> Stated exercise:
Each line of the material must be returned exactly.

> Data to process:

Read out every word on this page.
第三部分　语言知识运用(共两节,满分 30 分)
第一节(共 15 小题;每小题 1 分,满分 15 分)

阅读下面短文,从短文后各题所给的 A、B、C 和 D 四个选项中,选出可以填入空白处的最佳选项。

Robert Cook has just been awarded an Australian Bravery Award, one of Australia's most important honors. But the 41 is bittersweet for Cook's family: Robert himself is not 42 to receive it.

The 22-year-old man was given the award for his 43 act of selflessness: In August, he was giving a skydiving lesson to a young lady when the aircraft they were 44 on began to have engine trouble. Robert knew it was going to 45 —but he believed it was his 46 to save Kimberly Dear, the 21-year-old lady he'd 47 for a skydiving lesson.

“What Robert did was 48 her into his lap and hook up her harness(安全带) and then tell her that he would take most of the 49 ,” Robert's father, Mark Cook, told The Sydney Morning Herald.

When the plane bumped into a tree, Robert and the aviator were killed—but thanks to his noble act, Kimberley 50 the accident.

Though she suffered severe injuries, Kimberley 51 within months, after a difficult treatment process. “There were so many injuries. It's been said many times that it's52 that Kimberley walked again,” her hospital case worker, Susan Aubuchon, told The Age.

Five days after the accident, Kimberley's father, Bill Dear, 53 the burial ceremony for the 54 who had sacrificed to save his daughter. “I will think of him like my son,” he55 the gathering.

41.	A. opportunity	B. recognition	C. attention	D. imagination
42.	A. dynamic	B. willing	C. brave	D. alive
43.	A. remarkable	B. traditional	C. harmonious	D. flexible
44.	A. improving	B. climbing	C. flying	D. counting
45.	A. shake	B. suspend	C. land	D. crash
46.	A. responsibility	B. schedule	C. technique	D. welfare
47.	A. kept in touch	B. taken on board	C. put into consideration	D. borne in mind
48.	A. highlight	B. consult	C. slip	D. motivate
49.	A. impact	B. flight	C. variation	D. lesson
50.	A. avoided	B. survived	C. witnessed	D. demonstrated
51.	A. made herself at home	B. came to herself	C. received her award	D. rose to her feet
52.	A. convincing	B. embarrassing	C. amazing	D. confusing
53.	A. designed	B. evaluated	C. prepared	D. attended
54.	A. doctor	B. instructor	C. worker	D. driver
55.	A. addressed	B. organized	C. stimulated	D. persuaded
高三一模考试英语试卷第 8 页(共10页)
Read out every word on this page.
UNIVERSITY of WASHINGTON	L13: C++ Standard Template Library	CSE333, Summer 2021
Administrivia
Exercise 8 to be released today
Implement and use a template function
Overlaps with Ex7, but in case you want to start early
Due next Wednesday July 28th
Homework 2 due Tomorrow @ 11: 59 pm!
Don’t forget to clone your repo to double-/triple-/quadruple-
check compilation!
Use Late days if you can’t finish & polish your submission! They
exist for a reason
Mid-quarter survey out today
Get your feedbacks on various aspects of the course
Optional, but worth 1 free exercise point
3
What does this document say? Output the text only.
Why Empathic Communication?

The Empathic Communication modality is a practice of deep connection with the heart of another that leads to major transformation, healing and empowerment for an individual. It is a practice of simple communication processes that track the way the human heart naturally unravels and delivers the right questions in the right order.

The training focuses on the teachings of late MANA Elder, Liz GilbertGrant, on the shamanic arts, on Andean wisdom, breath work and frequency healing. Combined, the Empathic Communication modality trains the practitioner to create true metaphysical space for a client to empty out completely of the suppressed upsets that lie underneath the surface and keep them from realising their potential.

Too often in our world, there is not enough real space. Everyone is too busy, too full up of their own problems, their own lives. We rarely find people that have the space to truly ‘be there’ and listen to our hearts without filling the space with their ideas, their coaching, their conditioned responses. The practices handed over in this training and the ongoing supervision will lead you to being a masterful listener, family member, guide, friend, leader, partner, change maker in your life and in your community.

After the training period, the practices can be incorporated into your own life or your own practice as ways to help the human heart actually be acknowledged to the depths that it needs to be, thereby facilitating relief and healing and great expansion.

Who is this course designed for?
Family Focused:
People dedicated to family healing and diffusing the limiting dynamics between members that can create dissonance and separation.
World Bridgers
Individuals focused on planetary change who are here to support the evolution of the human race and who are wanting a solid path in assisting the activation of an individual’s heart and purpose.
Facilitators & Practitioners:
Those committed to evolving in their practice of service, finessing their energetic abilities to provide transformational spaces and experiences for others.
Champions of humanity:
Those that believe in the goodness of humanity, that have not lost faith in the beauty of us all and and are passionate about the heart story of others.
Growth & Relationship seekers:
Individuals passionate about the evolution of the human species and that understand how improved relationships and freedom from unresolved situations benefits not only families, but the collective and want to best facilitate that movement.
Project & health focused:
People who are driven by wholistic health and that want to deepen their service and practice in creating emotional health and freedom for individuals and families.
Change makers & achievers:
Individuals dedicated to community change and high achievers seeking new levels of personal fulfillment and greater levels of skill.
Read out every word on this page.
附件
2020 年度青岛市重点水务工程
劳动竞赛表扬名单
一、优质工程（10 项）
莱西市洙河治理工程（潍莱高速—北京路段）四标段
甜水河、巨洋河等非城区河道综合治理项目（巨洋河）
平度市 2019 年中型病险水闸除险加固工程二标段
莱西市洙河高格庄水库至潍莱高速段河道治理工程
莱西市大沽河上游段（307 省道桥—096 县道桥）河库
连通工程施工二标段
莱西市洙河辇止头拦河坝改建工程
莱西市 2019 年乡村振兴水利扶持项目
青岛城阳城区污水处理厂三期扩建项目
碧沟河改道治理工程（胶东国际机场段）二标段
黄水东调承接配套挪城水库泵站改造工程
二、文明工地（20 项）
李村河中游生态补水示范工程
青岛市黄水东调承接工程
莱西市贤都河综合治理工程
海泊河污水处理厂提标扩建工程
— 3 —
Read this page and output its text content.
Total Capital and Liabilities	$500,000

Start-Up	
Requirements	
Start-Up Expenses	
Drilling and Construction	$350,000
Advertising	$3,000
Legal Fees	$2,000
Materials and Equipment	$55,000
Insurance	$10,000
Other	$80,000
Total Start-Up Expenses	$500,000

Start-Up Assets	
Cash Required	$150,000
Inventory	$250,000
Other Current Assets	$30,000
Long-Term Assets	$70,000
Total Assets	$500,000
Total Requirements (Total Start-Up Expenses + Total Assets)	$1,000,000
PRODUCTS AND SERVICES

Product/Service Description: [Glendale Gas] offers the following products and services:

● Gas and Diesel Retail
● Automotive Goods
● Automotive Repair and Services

> Response for this exercise:
Read out every word on this page.
第三部分　语言知识运用(共两节,满分 30 分)
第一节(共 15 小题;每小题 1 分,满分 15 分)

阅读下面短文,从短文后各题所给的 A、B、C 和 D 四个选项中,选出可以填入空白处的最佳选项。

Robert Cook has just been awarded an Australian Bravery Award, one of Australia's most important honors. But the 41 is bittersweet for Cook's family: Robert himself is not 42 to receive it.

The 22-year-old man was given the award for his 43 act of selflessness: In August, he was giving a skydiving lesson to a young lady when the aircraft they were 44 on began to have engine trouble. Robert knew it was going to 45 —but he believed it was his 46 to save Kimberly Dear, the 21-year-old lady he'd 47 for a skydiving lesson.

“What Robert did was 48 her into his lap and hook up her harness(安全带) and then tell her that he would take most of the 49 ,” Robert's father, Mark Cook, told The Sydney Morning Herald.

When the plane bumped into a tree, Robert and the aviator were killed—but thanks to his noble act, Kimberley 50 the accident.

Though she suffered severe injuries, Kimberley 51 within months, after a difficult treatment process. “There were so many injuries. It's been said many times that it's52 that Kimberley walked again,” her hospital case worker, Susan Aubuchon, told The Age.

Five days after the accident, Kimberley's father, Bill Dear, 53 the burial ceremony for the 54 who had sacrificed to save his daughter. “I will think of him like my son,” he55 the gathering.

41.	A. opportunity	B. recognition	C. attention	D. imagination
42.	A. dynamic	B. willing	C. brave	D. alive
43.	A. remarkable	B. traditional	C. harmonious	D. flexible
44.	A. improving	B. climbing	C. flying	D. counting
45.	A. shake	B. suspend	C. land	D. crash
46.	A. responsibility	B. schedule	C. technique	D. welfare
47.	A. kept in touch	B. taken on board	C. put into consideration	D. borne in mind
48.	A. highlight	B. consult	C. slip	D. motivate
49.	A. impact	B. flight	C. variation	D. lesson
50.	A. avoided	B. survived	C. witnessed	D. demonstrated
51.	A. made herself at home	B. came to herself	C. received her award	D. rose to her feet
52.	A. convincing	B. embarrassing	C. amazing	D. confusing
53.	A. designed	B. evaluated	C. prepared	D. attended
54.	A. doctor	B. instructor	C. worker	D. driver
55.	A. addressed	B. organized	C. stimulated	D. persuaded
高三一模考试英语试卷第 8 页(共10页)
Read out every word on this page.
UNIVERSITY of WASHINGTON	L13: C++ Standard Template Library	CSE333, Summer 2021
Administrivia
Exercise 8 to be released today
Implement and use a template function
Overlaps with Ex7, but in case you want to start early
Due next Wednesday July 28th
Homework 2 due Tomorrow @ 11: 59 pm!
Don’t forget to clone your repo to double-/triple-/quadruple-
check compilation!
Use Late days if you can’t finish & polish your submission! They
exist for a reason
Mid-quarter survey out today
Get your feedbacks on various aspects of the course
Optional, but worth 1 free exercise point
3
What does this document say? Output the text only.
Why Empathic Communication?

The Empathic Communication modality is a practice of deep connection with the heart of another that leads to major transformation, healing and empowerment for an individual. It is a practice of simple communication processes that track the way the human heart naturally unravels and delivers the right questions in the right order.

The training focuses on the teachings of late MANA Elder, Liz GilbertGrant, on the shamanic arts, on Andean wisdom, breath work and frequency healing. Combined, the Empathic Communication modality trains the practitioner to create true metaphysical space for a client to empty out completely of the suppressed upsets that lie underneath the surface and keep them from realising their potential.

Too often in our world, there is not enough real space. Everyone is too busy, too full up of their own problems, their own lives. We rarely find people that have the space to truly ‘be there’ and listen to our hearts without filling the space with their ideas, their coaching, their conditioned responses. The practices handed over in this training and the ongoing supervision will lead you to being a masterful listener, family member, guide, friend, leader, partner, change maker in your life and in your community.

After the training period, the practices can be incorporated into your own life or your own practice as ways to help the human heart actually be acknowledged to the depths that it needs to be, thereby facilitating relief and healing and great expansion.

Who is this course designed for?
Family Focused:
People dedicated to family healing and diffusing the limiting dynamics between members that can create dissonance and separation.
World Bridgers
Individuals focused on planetary change who are here to support the evolution of the human race and who are wanting a solid path in assisting the activation of an individual’s heart and purpose.
Facilitators & Practitioners:
Those committed to evolving in their practice of service, finessing their energetic abilities to provide transformational spaces and experiences for others.
Champions of humanity:
Those that believe in the goodness of humanity, that have not lost faith in the beauty of us all and and are passionate about the heart story of others.
Growth & Relationship seekers:
Individuals passionate about the evolution of the human species and that understand how improved relationships and freedom from unresolved situations benefits not only families, but the collective and want to best facilitate that movement.
Project & health focused:
People who are driven by wholistic health and that want to deepen their service and practice in creating emotional health and freedom for individuals and families.
Change makers & achievers:
Individuals dedicated to community change and high achievers seeking new levels of personal fulfillment and greater levels of skill.
Read out every word on this page.
附件
2020 年度青岛市重点水务工程
劳动竞赛表扬名单
一、优质工程（10 项）
莱西市洙河治理工程（潍莱高速—北京路段）四标段
甜水河、巨洋河等非城区河道综合治理项目（巨洋河）
平度市 2019 年中型病险水闸除险加固工程二标段
莱西市洙河高格庄水库至潍莱高速段河道治理工程
莱西市大沽河上游段（307 省道桥—096 县道桥）河库
连通工程施工二标段
莱西市洙河辇止头拦河坝改建工程
莱西市 2019 年乡村振兴水利扶持项目
青岛城阳城区污水处理厂三期扩建项目
碧沟河改道治理工程（胶东国际机场段）二标段
黄水东调承接配套挪城水库泵站改造工程
二、文明工地（20 项）
李村河中游生态补水示范工程
青岛市黄水东调承接工程
莱西市贤都河综合治理工程
海泊河污水处理厂提标扩建工程
— 3 —
Read this page and output its text content.
Total Capital and Liabilities	$500,000

Start-Up	
Requirements	
Start-Up Expenses	
Drilling and Construction	$350,000
Advertising	$3,000
Legal Fees	$2,000
Materials and Equipment	$55,000
Insurance	$10,000
Other	$80,000
Total Start-Up Expenses	$500,000

Start-Up Assets	
Cash Required	$150,000
Inventory	$250,000
Other Current Assets	$30,000
Long-Term Assets	$70,000
Total Assets	$500,000
Total Requirements (Total Start-Up Expenses + Total Assets)	$1,000,000
PRODUCTS AND SERVICES

Product/Service Description: [Glendale Gas] offers the following products and services:

● Gas and Diesel Retail
● Automotive Goods
● Automotive Repair and Services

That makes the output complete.